Despite the similarity of these facts to Ramona, the Illinois Supreme Court refused to recognize the father's right to recovery, pointing to the adverse effects on therapy that would ensue if a clinician needed to weigh whether his or her behavior might adversely affect a third party.
A similar decision came from the Supreme Judicial Court of Maine in the still more bizarre case of
Flanders v. Cooper (
8). Here, a father sued his daughter's physical therapist, to whom she had gone for treatment of temporomandibular joint syndrome, a condition caused by excessive clenching of her jaw. The physical therapist, in an 18-month course of treatment, believed that he detected signs of sexual abuse and allegedly implanted false memories of abuse in the patient. Despite the father's plausible allegation that the physical therapist was practicing well beyond the scope of his license, the court declined to grant the father the right to sue. In their decision, the judges indicated their concern that recognizing a cause of action would leave all therapists open to litigation and that "such exposure to a negligence action would be a powerful disincentive to the detection and treatment of sexual abuse."
One other recent court decision involved a somewhat different set of allegations against a therapist. In
Althaus v. Cohen, a psychiatrist who began treating a teenaged girl after allegations of abuse had surfaced was initially found liable to the patient's parents for failing to independently investigate the girl's allegations of sexual and ritual abuse and for not intervening when the therapist knew that her patient had testified falsely at legal hearings on the case (
9).
Had this result, supported by an appellate court ruling (
10), been allowed to stand, therapists would have faced a set of duties extending well beyond their behavior in the consulting room. However, when the case reached the Pennsylvania Supreme Court, the jurists reversed the finding. They held that "the societal interest in encouraging treatment of child abuse victims and maintaining the trust and confidentiality within the therapist/patient relationship dictates against the imposition of a duty of care beyond that owed to the patient" (
11).
Where do these decisions of the highest courts in five states leave the psychotherapeutic professions with regard to third-party liability? Unfortunately, at this point, whether therapists can be sued by alleged abusers of their patients depends on which state they practice in, and most jurisdictions still lack any definitive case law on point. The courts that have considered the matter to date seemed less affected by the facts of a particular situation than by their views of the balance of interests between effective therapy of allegedly abused patients and the rights of falsely accused persons—almost always one or both of the patient's parents—to obtain redress for their suffering. The courts imposing a duty on therapists toward third parties appear less aware of and concerned about the likely negative impact on the practice of psychotherapy.
A prudent psychotherapist in this situation of uncertainty might do well to abide by the guidelines issued by professional associations and endorsed by many experts (
12,
13). Therapies aimed explicitly at recovery of memories that are most likely to result in suggestive effects on vulnerable patients should be avoided. Therapists need to be cognizant of the reality that recovered memories cannot be assumed to be veridical without independent confirmation. And the highest-risk behaviors are clearly those in which therapists encourage or direct patients to take actions against alleged abusers, including confrontation, cessation of contact, and initiation of civil or criminal proceedings. Clinicians who adhere to these principles while the currently ambiguous legal situation is being resolved are less likely to find their names memorialized in their own states' landmark cases on this issue.

__Information given__
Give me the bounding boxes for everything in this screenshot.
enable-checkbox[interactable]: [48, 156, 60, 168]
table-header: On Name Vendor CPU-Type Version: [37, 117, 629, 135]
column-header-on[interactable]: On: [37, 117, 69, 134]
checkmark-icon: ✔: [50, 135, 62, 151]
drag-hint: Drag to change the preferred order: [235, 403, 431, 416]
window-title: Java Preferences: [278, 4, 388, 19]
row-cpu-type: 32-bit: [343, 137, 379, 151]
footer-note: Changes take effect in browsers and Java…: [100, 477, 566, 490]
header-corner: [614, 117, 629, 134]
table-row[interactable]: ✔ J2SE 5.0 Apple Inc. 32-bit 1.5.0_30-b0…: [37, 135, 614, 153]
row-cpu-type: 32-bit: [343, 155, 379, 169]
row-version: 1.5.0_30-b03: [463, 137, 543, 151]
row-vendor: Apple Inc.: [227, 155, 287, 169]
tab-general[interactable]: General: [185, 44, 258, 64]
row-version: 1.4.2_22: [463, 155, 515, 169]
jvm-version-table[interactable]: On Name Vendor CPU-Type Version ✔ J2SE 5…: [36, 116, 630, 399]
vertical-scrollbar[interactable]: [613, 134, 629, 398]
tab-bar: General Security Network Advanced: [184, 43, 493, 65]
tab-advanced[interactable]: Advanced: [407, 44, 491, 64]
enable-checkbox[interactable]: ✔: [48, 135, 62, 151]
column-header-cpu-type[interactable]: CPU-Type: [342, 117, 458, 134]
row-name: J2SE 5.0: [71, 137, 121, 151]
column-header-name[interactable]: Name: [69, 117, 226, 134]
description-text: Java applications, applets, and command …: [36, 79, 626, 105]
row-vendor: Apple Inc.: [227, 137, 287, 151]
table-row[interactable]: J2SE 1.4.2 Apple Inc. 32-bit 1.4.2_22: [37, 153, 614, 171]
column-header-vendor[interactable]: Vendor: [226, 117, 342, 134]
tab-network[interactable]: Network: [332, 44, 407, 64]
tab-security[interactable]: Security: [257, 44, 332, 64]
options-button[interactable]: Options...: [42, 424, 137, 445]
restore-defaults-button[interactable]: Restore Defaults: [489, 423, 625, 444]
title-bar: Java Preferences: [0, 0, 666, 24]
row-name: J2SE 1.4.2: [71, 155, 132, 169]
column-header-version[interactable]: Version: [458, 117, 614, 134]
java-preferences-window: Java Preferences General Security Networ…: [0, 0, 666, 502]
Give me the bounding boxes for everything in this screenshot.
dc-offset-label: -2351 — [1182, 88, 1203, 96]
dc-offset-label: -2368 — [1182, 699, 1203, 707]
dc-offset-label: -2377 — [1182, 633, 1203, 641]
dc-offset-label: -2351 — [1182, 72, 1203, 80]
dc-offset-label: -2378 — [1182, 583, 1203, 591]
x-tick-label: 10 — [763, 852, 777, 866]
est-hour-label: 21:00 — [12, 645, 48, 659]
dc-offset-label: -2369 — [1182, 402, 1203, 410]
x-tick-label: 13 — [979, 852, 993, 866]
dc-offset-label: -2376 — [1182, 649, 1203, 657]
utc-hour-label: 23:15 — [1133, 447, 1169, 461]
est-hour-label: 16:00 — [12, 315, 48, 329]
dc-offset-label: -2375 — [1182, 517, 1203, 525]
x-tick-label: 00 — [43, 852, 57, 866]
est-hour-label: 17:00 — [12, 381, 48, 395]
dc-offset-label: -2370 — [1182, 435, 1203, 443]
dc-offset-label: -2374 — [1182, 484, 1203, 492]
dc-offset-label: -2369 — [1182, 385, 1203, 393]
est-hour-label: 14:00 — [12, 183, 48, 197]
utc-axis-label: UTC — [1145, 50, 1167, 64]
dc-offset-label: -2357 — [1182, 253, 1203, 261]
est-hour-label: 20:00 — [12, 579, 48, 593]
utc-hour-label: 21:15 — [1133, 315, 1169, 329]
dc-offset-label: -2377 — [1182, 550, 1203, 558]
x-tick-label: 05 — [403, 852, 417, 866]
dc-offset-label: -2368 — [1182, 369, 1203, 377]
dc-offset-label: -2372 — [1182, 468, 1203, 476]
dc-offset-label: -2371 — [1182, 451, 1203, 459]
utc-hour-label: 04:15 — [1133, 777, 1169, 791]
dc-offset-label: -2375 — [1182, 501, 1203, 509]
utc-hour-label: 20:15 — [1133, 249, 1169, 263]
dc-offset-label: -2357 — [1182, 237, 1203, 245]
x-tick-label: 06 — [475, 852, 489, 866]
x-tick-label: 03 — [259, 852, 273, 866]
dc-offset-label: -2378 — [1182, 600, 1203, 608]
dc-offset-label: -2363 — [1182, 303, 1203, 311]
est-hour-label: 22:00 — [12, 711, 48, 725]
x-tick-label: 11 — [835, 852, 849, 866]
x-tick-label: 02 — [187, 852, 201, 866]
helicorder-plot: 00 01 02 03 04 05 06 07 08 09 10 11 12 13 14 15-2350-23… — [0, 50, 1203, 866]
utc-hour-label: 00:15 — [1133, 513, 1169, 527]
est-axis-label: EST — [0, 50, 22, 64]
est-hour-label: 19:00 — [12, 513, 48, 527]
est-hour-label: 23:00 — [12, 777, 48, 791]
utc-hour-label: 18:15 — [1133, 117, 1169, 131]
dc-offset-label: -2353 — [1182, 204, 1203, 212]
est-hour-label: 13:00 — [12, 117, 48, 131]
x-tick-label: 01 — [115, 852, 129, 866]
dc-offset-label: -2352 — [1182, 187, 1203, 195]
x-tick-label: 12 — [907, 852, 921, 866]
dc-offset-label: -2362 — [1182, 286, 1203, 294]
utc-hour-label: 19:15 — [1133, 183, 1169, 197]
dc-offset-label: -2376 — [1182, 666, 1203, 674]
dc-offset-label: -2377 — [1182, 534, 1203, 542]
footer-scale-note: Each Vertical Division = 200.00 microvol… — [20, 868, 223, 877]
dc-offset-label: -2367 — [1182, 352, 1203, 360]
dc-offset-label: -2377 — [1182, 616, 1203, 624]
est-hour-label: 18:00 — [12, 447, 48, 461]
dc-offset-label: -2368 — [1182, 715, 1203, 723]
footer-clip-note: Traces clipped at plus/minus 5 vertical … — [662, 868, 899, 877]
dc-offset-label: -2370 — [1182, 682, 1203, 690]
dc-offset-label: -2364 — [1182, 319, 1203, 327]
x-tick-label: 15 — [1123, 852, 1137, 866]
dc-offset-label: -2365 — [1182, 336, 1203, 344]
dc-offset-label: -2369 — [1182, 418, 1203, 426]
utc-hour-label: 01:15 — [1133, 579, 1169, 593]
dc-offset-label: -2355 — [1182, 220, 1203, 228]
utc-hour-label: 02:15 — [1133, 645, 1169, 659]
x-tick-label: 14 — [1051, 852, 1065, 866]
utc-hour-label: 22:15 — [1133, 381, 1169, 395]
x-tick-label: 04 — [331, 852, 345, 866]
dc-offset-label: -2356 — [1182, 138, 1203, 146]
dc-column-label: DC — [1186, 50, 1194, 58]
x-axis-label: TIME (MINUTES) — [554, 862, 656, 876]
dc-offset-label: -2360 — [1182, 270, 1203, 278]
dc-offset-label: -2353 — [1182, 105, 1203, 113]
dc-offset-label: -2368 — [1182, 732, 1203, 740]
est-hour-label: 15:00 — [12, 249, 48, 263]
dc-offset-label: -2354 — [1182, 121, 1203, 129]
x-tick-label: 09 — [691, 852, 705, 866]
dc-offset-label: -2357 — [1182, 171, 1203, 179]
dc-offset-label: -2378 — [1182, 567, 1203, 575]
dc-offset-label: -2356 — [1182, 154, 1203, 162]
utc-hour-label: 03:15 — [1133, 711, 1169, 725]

__Required action 1__
In the excerpt on therapists' liability to third parties, condense the paragraph beginning "Where do these decisions of the highest courts" into a bulleted list that keeps its main facts.
__Required action 2__
According to the excerpt on therapists' liability to third parties, what condition had the daughter sought treatment for in Flanders v. Cooper?

__Exercise output 1__
- Rulings from the highest courts of five states leave the question of therapists' third-party liability unsettled.
- Whether alleged abusers of patients can sue therapists depends on the state where the therapist practices. Most jurisdictions still have no definitive case law on the issue.
- These courts have been guided less by the facts of particular cases than by how they weigh effective therapy for allegedly abused patients against the right of falsely accused persons to seek redress. Those persons are almost always one or both of the patient's parents.
- Courts that impose a duty toward third parties appear less aware of, and less concerned about, the likely harm to the practice of psychotherapy.

__Exercise output 2__
She sought treatment for temporomandibular joint syndrome, a condition caused by excessive clenching of her jaw.